§ Exercise:
Print the listing that follows, character for character.

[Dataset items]
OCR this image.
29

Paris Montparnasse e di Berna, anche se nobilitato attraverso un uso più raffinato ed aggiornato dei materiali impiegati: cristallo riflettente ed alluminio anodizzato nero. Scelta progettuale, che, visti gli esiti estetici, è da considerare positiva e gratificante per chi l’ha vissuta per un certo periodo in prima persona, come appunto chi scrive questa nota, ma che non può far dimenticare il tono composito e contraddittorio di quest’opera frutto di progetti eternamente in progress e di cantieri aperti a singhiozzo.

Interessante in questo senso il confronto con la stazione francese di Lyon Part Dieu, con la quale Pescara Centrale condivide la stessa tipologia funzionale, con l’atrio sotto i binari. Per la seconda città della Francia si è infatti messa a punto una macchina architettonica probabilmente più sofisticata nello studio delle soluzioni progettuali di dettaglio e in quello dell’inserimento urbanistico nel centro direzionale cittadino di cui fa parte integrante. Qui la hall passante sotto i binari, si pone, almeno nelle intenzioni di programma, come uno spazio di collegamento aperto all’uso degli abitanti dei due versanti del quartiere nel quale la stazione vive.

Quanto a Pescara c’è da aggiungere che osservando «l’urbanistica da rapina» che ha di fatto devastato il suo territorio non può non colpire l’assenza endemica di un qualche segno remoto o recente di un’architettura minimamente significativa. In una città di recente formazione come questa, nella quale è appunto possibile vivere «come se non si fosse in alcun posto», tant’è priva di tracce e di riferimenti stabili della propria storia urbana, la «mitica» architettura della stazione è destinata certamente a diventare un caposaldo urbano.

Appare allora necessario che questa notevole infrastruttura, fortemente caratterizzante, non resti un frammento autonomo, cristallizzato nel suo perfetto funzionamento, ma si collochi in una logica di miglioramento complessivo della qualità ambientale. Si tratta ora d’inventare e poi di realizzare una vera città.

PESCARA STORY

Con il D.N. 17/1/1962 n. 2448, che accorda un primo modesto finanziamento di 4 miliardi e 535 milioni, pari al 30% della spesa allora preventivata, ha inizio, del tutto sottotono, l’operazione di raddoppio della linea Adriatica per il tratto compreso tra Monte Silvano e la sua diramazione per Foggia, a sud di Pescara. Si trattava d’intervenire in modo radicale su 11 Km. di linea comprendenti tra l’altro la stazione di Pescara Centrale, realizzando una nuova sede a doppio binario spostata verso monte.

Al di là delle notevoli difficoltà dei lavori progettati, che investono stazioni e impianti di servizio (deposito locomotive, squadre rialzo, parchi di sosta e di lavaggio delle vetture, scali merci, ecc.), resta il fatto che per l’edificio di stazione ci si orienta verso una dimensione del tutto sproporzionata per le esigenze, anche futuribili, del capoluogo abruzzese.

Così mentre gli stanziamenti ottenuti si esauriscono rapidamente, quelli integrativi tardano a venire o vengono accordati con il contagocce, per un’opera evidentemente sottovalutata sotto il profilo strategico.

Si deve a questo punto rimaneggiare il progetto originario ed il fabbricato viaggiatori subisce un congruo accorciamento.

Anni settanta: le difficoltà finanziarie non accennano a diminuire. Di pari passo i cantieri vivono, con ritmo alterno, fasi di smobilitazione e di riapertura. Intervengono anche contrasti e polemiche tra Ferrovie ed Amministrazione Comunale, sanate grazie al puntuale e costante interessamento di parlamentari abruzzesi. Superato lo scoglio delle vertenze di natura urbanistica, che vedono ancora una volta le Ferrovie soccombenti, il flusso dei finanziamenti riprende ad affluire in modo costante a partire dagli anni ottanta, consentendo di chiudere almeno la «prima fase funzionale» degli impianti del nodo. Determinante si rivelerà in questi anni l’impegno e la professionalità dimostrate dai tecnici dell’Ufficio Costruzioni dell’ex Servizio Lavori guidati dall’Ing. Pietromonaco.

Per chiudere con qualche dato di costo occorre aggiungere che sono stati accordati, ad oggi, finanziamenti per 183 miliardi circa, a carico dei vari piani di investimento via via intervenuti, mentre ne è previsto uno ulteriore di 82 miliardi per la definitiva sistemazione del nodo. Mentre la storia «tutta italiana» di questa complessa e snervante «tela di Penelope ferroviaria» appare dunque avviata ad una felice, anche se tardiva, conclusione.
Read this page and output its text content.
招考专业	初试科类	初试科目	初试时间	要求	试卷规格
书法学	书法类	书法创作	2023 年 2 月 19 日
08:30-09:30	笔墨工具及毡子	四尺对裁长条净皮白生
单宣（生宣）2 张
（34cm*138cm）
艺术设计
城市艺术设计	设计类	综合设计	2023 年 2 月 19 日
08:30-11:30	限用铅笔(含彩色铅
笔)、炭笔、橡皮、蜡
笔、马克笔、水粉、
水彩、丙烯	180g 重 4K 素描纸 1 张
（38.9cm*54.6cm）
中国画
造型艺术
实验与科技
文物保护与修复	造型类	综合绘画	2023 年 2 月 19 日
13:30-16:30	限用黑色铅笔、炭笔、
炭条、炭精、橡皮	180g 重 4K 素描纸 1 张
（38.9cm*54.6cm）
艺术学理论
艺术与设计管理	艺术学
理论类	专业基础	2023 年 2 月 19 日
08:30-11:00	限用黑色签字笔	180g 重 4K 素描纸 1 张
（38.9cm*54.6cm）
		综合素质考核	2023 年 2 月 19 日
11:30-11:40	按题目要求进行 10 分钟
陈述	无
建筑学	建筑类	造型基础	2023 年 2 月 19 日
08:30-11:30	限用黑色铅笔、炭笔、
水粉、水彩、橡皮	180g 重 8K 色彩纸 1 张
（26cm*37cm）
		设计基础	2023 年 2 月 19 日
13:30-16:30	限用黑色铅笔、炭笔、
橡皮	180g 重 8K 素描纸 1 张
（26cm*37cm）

§ Task output:
OCR this image.
29

Paris Montparnasse e di Berna, anche se nobilitato attraverso un uso più raffinato ed aggiornato dei materiali impiegati: cristallo riflettente ed alluminio anodizzato nero. Scelta progettuale, che, visti gli esiti estetici, è da considerare positiva e gratificante per chi l’ha vissuta per un certo periodo in prima persona, come appunto chi scrive questa nota, ma che non può far dimenticare il tono composito e contraddittorio di quest’opera frutto di progetti eternamente in progress e di cantieri aperti a singhiozzo.

Interessante in questo senso il confronto con la stazione francese di Lyon Part Dieu, con la quale Pescara Centrale condivide la stessa tipologia funzionale, con l’atrio sotto i binari. Per la seconda città della Francia si è infatti messa a punto una macchina architettonica probabilmente più sofisticata nello studio delle soluzioni progettuali di dettaglio e in quello dell’inserimento urbanistico nel centro direzionale cittadino di cui fa parte integrante. Qui la hall passante sotto i binari, si pone, almeno nelle intenzioni di programma, come uno spazio di collegamento aperto all’uso degli abitanti dei due versanti del quartiere nel quale la stazione vive.

Quanto a Pescara c’è da aggiungere che osservando «l’urbanistica da rapina» che ha di fatto devastato il suo territorio non può non colpire l’assenza endemica di un qualche segno remoto o recente di un’architettura minimamente significativa. In una città di recente formazione come questa, nella quale è appunto possibile vivere «come se non si fosse in alcun posto», tant’è priva di tracce e di riferimenti stabili della propria storia urbana, la «mitica» architettura della stazione è destinata certamente a diventare un caposaldo urbano.

Appare allora necessario che questa notevole infrastruttura, fortemente caratterizzante, non resti un frammento autonomo, cristallizzato nel suo perfetto funzionamento, ma si collochi in una logica di miglioramento complessivo della qualità ambientale. Si tratta ora d’inventare e poi di realizzare una vera città.

PESCARA STORY

Con il D.N. 17/1/1962 n. 2448, che accorda un primo modesto finanziamento di 4 miliardi e 535 milioni, pari al 30% della spesa allora preventivata, ha inizio, del tutto sottotono, l’operazione di raddoppio della linea Adriatica per il tratto compreso tra Monte Silvano e la sua diramazione per Foggia, a sud di Pescara. Si trattava d’intervenire in modo radicale su 11 Km. di linea comprendenti tra l’altro la stazione di Pescara Centrale, realizzando una nuova sede a doppio binario spostata verso monte.

Al di là delle notevoli difficoltà dei lavori progettati, che investono stazioni e impianti di servizio (deposito locomotive, squadre rialzo, parchi di sosta e di lavaggio delle vetture, scali merci, ecc.), resta il fatto che per l’edificio di stazione ci si orienta verso una dimensione del tutto sproporzionata per le esigenze, anche futuribili, del capoluogo abruzzese.

Così mentre gli stanziamenti ottenuti si esauriscono rapidamente, quelli integrativi tardano a venire o vengono accordati con il contagocce, per un’opera evidentemente sottovalutata sotto il profilo strategico.

Si deve a questo punto rimaneggiare il progetto originario ed il fabbricato viaggiatori subisce un congruo accorciamento.

Anni settanta: le difficoltà finanziarie non accennano a diminuire. Di pari passo i cantieri vivono, con ritmo alterno, fasi di smobilitazione e di riapertura. Intervengono anche contrasti e polemiche tra Ferrovie ed Amministrazione Comunale, sanate grazie al puntuale e costante interessamento di parlamentari abruzzesi. Superato lo scoglio delle vertenze di natura urbanistica, che vedono ancora una volta le Ferrovie soccombenti, il flusso dei finanziamenti riprende ad affluire in modo costante a partire dagli anni ottanta, consentendo di chiudere almeno la «prima fase funzionale» degli impianti del nodo. Determinante si rivelerà in questi anni l’impegno e la professionalità dimostrate dai tecnici dell’Ufficio Costruzioni dell’ex Servizio Lavori guidati dall’Ing. Pietromonaco.

Per chiudere con qualche dato di costo occorre aggiungere che sono stati accordati, ad oggi, finanziamenti per 183 miliardi circa, a carico dei vari piani di investimento via via intervenuti, mentre ne è previsto uno ulteriore di 82 miliardi per la definitiva sistemazione del nodo. Mentre la storia «tutta italiana» di questa complessa e snervante «tela di Penelope ferroviaria» appare dunque avviata ad una felice, anche se tardiva, conclusione.
Read this page and output its text content.
招考专业	初试科类	初试科目	初试时间	要求	试卷规格
书法学	书法类	书法创作	2023 年 2 月 19 日
08:30-09:30	笔墨工具及毡子	四尺对裁长条净皮白生
单宣（生宣）2 张
（34cm*138cm）
艺术设计
城市艺术设计	设计类	综合设计	2023 年 2 月 19 日
08:30-11:30	限用铅笔(含彩色铅
笔)、炭笔、橡皮、蜡
笔、马克笔、水粉、
水彩、丙烯	180g 重 4K 素描纸 1 张
（38.9cm*54.6cm）
中国画
造型艺术
实验与科技
文物保护与修复	造型类	综合绘画	2023 年 2 月 19 日
13:30-16:30	限用黑色铅笔、炭笔、
炭条、炭精、橡皮	180g 重 4K 素描纸 1 张
（38.9cm*54.6cm）
艺术学理论
艺术与设计管理	艺术学
理论类	专业基础	2023 年 2 月 19 日
08:30-11:00	限用黑色签字笔	180g 重 4K 素描纸 1 张
（38.9cm*54.6cm）
		综合素质考核	2023 年 2 月 19 日
11:30-11:40	按题目要求进行 10 分钟
陈述	无
建筑学	建筑类	造型基础	2023 年 2 月 19 日
08:30-11:30	限用黑色铅笔、炭笔、
水粉、水彩、橡皮	180g 重 8K 色彩纸 1 张
（26cm*37cm）
		设计基础	2023 年 2 月 19 日
13:30-16:30	限用黑色铅笔、炭笔、
橡皮	180g 重 8K 素描纸 1 张
（26cm*37cm）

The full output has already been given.